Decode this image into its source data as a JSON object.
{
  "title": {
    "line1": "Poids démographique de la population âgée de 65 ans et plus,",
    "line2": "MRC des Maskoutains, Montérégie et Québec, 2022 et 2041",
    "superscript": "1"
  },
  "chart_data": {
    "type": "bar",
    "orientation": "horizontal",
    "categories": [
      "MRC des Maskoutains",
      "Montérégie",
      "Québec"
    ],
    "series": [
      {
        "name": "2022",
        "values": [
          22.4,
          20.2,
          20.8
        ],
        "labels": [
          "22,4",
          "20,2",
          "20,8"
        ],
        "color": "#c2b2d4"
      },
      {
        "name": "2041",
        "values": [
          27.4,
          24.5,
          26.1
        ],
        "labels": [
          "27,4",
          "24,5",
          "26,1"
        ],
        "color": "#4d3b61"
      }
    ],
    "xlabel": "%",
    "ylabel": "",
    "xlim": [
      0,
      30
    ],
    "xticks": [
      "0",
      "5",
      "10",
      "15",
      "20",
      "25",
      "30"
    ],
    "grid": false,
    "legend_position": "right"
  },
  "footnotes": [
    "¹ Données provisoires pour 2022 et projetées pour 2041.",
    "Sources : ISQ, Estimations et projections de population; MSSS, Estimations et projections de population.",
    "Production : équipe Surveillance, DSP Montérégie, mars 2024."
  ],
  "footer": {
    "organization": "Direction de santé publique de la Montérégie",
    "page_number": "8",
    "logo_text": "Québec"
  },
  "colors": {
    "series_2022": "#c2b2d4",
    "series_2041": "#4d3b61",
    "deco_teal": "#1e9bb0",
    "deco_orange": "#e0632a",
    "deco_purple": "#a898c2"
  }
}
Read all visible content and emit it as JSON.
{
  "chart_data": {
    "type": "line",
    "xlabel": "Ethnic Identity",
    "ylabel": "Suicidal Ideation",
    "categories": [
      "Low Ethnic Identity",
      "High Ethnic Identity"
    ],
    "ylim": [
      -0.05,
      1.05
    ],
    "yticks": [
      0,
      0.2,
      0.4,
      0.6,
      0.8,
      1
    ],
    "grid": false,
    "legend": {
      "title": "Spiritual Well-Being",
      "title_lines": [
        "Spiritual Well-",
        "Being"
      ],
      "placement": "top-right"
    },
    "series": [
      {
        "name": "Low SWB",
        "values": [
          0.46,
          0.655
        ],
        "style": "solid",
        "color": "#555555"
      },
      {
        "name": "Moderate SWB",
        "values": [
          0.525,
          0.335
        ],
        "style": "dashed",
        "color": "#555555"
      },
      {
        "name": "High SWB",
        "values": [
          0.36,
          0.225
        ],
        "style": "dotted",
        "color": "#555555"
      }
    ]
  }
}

--

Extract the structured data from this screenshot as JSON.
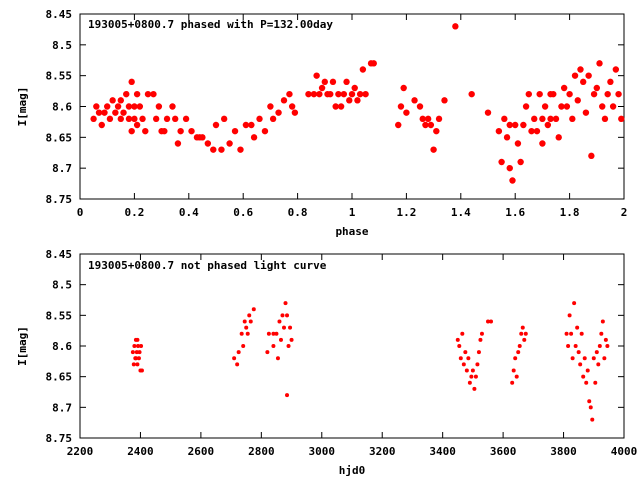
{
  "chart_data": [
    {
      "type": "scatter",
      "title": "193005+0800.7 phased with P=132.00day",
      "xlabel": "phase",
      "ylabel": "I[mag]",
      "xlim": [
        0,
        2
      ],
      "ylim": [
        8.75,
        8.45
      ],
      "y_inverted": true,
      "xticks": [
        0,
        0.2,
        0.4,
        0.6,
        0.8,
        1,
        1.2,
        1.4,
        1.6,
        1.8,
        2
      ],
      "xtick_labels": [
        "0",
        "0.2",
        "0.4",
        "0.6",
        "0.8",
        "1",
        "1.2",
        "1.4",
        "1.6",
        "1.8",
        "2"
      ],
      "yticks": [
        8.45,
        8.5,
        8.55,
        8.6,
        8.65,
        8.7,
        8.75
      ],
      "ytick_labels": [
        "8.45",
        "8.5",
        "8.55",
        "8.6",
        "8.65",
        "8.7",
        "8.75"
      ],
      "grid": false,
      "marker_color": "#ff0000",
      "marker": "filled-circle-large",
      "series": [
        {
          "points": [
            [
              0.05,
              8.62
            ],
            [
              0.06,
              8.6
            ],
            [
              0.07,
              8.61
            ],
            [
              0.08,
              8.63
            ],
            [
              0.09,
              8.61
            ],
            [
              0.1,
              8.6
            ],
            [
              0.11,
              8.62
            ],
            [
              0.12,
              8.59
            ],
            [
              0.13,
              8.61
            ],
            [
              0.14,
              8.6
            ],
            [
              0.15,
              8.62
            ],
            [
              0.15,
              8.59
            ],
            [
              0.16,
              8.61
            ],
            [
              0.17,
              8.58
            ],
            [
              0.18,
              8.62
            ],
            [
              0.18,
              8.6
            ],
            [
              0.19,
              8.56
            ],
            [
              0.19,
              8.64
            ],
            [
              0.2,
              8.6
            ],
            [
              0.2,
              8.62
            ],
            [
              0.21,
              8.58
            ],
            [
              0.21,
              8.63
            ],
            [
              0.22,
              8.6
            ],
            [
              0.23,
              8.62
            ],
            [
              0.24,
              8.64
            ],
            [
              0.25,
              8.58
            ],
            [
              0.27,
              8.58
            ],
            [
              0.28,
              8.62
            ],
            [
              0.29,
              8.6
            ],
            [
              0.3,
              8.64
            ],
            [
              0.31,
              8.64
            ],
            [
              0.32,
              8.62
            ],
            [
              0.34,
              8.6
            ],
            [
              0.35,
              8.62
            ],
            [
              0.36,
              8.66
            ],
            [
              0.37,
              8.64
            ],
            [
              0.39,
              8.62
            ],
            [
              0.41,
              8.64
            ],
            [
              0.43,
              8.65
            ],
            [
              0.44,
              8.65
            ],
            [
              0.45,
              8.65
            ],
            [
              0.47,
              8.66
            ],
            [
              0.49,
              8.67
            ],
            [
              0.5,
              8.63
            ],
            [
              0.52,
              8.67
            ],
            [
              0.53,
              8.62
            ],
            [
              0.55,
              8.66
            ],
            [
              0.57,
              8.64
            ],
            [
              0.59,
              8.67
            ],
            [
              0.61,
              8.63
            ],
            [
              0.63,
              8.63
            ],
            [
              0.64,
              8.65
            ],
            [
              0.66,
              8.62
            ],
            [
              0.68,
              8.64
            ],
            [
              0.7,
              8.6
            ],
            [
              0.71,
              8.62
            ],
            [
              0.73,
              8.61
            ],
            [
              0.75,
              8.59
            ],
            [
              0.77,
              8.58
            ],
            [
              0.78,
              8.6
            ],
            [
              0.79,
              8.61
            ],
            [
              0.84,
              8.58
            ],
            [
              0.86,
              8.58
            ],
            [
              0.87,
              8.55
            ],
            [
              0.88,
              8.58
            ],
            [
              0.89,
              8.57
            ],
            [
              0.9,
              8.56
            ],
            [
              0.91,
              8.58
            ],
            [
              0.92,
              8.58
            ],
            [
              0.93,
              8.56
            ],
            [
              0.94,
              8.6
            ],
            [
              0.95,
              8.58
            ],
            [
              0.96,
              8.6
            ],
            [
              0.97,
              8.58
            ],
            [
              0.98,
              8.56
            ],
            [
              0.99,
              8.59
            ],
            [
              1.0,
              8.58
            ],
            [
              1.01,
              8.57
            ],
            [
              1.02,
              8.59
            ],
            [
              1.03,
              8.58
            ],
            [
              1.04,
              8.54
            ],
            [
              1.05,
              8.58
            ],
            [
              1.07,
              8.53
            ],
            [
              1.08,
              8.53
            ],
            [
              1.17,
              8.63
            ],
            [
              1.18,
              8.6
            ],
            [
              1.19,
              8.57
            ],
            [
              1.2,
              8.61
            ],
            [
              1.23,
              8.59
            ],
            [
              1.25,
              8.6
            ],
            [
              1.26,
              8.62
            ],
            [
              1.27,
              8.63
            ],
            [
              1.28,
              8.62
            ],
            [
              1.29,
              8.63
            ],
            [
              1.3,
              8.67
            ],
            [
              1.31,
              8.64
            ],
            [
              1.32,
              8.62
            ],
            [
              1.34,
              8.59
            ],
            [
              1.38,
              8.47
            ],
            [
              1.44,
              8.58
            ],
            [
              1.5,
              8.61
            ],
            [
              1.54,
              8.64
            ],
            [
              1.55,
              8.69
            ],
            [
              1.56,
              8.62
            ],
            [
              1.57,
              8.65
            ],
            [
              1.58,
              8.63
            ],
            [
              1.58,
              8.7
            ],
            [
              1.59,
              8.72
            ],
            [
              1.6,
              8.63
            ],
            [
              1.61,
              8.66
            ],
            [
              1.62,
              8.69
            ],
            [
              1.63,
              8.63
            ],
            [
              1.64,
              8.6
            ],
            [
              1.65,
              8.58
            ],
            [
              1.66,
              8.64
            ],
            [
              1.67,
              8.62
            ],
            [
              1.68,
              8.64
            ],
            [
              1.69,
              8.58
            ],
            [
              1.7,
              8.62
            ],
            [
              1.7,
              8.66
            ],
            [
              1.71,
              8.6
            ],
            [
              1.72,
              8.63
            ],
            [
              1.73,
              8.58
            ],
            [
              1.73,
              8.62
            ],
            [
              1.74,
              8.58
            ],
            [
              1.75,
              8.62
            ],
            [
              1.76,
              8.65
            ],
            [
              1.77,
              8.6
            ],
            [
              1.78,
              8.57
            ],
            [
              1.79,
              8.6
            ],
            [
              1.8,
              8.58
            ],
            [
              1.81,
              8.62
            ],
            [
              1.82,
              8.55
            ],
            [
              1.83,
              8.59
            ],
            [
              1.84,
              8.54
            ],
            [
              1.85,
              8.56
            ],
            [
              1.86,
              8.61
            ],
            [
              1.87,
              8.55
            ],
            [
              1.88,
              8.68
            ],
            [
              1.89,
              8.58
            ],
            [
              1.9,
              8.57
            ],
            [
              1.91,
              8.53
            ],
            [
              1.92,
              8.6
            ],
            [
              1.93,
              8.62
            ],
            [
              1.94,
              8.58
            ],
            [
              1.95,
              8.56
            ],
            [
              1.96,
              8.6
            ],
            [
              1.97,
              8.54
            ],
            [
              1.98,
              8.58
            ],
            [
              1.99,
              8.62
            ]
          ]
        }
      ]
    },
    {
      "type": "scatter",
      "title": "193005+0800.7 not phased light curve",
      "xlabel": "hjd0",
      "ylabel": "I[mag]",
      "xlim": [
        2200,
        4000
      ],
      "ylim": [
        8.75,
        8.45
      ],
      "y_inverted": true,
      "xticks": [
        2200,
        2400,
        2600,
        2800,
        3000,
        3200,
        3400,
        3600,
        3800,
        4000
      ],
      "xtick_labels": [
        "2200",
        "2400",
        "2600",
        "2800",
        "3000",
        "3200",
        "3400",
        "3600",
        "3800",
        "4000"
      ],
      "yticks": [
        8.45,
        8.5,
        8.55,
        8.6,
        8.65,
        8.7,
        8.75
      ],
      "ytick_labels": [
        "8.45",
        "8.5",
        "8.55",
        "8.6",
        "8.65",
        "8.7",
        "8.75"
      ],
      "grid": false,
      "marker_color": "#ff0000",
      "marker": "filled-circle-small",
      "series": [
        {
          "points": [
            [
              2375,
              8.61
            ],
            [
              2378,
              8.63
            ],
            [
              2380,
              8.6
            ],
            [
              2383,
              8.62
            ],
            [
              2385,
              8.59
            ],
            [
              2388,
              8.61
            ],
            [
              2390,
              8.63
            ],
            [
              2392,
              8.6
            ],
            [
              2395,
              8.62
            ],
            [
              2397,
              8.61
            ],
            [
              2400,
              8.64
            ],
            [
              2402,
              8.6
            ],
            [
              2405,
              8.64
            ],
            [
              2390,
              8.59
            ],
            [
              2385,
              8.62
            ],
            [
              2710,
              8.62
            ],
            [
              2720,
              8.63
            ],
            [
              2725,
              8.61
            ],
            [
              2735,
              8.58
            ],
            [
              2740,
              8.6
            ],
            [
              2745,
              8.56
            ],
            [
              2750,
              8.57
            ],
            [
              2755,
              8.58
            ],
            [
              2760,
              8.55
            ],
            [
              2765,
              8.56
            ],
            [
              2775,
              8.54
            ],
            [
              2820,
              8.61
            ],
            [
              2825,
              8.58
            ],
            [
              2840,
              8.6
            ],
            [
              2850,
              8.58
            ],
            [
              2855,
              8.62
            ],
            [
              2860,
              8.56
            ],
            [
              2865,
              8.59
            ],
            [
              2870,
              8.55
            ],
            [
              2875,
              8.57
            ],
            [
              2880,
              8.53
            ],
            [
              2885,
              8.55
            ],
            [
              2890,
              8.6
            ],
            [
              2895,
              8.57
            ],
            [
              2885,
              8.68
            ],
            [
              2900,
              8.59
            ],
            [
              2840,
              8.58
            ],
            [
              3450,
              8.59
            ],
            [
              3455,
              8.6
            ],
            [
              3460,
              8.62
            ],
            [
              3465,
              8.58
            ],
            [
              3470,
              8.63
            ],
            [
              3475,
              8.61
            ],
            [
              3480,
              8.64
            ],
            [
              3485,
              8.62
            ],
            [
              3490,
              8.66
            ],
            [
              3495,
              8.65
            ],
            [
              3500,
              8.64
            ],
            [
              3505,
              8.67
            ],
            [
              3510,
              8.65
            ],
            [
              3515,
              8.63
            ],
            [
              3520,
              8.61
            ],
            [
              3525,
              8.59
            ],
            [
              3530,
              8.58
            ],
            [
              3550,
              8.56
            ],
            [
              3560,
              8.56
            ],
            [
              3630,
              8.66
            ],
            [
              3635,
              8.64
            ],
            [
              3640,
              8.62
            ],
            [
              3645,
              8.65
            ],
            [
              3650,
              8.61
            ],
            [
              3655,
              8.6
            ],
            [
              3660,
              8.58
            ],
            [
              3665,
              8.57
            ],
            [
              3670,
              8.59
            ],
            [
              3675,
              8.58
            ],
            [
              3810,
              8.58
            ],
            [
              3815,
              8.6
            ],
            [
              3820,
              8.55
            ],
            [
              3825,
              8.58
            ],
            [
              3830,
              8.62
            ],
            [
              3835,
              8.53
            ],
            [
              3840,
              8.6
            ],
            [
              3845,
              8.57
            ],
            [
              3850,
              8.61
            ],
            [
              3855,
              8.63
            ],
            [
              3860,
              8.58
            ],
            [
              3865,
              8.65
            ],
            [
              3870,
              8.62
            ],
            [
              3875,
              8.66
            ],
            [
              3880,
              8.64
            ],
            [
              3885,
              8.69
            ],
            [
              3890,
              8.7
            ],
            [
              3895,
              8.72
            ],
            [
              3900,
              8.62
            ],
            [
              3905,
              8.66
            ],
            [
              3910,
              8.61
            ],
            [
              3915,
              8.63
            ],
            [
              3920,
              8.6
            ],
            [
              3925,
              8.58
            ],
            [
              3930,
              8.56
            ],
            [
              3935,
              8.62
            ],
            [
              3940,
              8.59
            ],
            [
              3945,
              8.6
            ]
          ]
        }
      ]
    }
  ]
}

--

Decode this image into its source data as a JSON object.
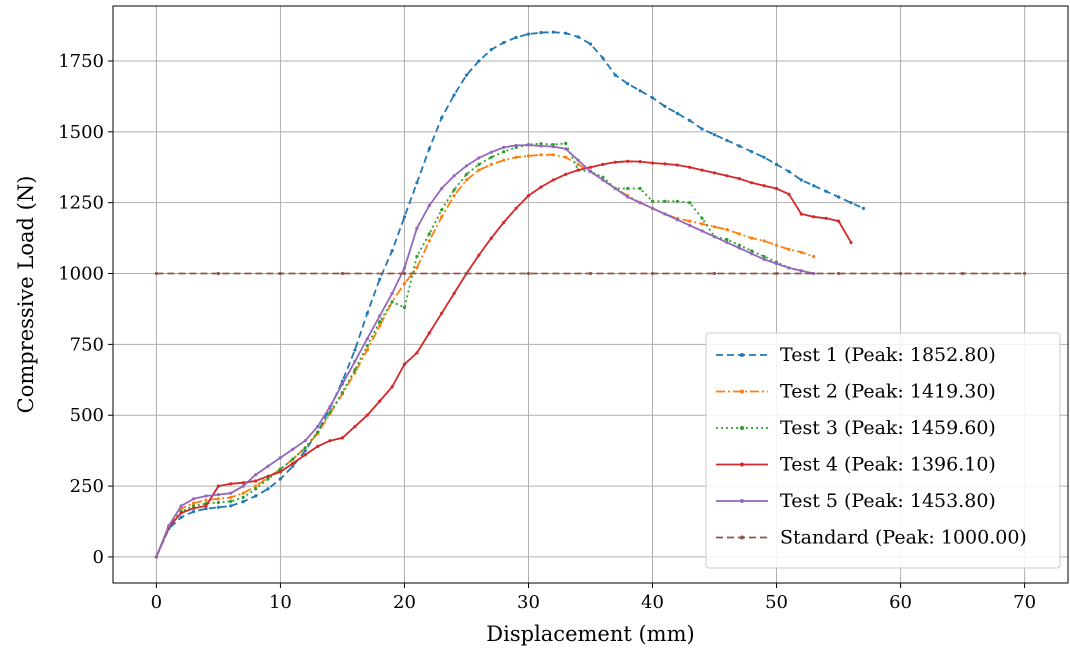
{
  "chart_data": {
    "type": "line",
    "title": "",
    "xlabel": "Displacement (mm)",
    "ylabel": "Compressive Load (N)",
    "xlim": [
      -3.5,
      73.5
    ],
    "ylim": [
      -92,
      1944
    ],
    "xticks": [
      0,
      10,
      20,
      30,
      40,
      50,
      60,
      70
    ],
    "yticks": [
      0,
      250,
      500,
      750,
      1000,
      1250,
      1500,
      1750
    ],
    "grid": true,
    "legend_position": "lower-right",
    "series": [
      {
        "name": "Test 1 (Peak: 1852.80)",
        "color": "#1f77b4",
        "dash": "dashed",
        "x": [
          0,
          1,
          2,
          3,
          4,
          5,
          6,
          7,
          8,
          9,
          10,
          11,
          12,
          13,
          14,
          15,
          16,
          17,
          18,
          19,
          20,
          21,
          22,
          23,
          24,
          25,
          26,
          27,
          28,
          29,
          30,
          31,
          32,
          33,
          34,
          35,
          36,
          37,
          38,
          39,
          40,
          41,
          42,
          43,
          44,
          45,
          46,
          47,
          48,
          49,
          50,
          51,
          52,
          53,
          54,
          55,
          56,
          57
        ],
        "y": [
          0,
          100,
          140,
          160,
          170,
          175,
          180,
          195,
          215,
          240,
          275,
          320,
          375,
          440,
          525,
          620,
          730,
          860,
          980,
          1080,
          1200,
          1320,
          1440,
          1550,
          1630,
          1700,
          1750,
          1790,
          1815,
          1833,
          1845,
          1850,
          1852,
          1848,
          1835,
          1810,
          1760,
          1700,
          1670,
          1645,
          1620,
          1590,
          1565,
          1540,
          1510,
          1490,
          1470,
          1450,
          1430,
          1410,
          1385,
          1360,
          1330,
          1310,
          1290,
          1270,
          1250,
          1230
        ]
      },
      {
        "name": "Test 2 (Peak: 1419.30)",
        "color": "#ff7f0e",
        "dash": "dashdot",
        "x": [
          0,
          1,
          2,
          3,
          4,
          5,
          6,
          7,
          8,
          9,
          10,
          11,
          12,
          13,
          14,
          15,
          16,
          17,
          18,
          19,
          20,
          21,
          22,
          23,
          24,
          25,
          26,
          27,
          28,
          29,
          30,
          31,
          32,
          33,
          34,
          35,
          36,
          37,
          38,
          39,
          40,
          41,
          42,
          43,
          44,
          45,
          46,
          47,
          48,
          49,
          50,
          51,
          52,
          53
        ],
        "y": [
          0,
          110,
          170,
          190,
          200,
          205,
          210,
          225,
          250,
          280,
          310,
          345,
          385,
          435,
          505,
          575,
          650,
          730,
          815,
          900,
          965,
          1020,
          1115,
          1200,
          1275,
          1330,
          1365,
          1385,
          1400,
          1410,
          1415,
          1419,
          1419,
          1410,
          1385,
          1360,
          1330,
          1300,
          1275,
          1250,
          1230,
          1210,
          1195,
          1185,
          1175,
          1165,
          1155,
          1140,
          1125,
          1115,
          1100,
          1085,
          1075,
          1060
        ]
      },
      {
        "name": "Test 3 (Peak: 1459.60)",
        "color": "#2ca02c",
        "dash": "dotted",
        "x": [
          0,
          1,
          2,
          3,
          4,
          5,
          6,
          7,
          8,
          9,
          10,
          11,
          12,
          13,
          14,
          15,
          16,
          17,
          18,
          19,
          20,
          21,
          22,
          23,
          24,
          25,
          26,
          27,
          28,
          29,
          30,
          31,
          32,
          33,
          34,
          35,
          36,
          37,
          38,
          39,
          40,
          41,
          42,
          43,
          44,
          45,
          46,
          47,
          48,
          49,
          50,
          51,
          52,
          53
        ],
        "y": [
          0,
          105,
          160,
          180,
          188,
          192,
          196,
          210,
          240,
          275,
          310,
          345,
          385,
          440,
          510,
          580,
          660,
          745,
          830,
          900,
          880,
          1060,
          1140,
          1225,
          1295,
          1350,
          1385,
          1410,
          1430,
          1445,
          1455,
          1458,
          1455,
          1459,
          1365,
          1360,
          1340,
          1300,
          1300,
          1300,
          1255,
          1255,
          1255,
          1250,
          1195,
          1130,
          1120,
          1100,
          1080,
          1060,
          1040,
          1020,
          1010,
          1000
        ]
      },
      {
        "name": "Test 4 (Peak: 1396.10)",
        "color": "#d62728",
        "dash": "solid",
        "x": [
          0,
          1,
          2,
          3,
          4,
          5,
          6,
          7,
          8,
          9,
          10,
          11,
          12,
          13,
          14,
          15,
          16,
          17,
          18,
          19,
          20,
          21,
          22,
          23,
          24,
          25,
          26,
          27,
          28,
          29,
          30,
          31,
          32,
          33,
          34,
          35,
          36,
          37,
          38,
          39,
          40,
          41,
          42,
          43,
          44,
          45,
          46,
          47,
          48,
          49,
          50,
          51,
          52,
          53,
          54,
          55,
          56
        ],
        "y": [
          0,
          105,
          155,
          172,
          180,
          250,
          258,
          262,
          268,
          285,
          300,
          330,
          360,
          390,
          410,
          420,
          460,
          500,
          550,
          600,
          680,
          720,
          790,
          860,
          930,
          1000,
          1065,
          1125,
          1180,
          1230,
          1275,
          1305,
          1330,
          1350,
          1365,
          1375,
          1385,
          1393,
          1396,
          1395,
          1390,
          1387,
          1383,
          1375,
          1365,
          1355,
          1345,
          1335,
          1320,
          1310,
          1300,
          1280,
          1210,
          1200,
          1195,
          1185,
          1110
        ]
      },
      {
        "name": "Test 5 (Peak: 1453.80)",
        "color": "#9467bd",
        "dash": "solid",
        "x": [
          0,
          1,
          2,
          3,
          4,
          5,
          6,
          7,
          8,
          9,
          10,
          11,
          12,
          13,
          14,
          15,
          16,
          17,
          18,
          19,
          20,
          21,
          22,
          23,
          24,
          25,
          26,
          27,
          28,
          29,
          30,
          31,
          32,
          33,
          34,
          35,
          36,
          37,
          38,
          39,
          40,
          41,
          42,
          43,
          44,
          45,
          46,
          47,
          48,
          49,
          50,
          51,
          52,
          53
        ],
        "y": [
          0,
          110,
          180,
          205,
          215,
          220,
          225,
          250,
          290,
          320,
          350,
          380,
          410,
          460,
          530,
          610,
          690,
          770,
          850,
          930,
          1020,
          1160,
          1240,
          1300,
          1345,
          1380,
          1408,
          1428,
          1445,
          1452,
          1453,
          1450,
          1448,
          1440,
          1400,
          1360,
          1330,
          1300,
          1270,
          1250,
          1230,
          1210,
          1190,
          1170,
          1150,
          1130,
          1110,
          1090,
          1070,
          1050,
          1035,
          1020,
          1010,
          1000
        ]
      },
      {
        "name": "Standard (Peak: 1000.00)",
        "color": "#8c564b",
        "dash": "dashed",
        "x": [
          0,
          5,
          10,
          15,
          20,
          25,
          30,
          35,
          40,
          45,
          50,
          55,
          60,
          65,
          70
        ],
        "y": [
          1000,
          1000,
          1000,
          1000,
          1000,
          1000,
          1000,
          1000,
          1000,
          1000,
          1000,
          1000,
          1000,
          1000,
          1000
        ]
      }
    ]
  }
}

(Stated task)
Which lines hold the word "Spiritual"? Show each one.

(Written response)
      "title": "Spiritual Well-Being",
        "Spiritual Well-",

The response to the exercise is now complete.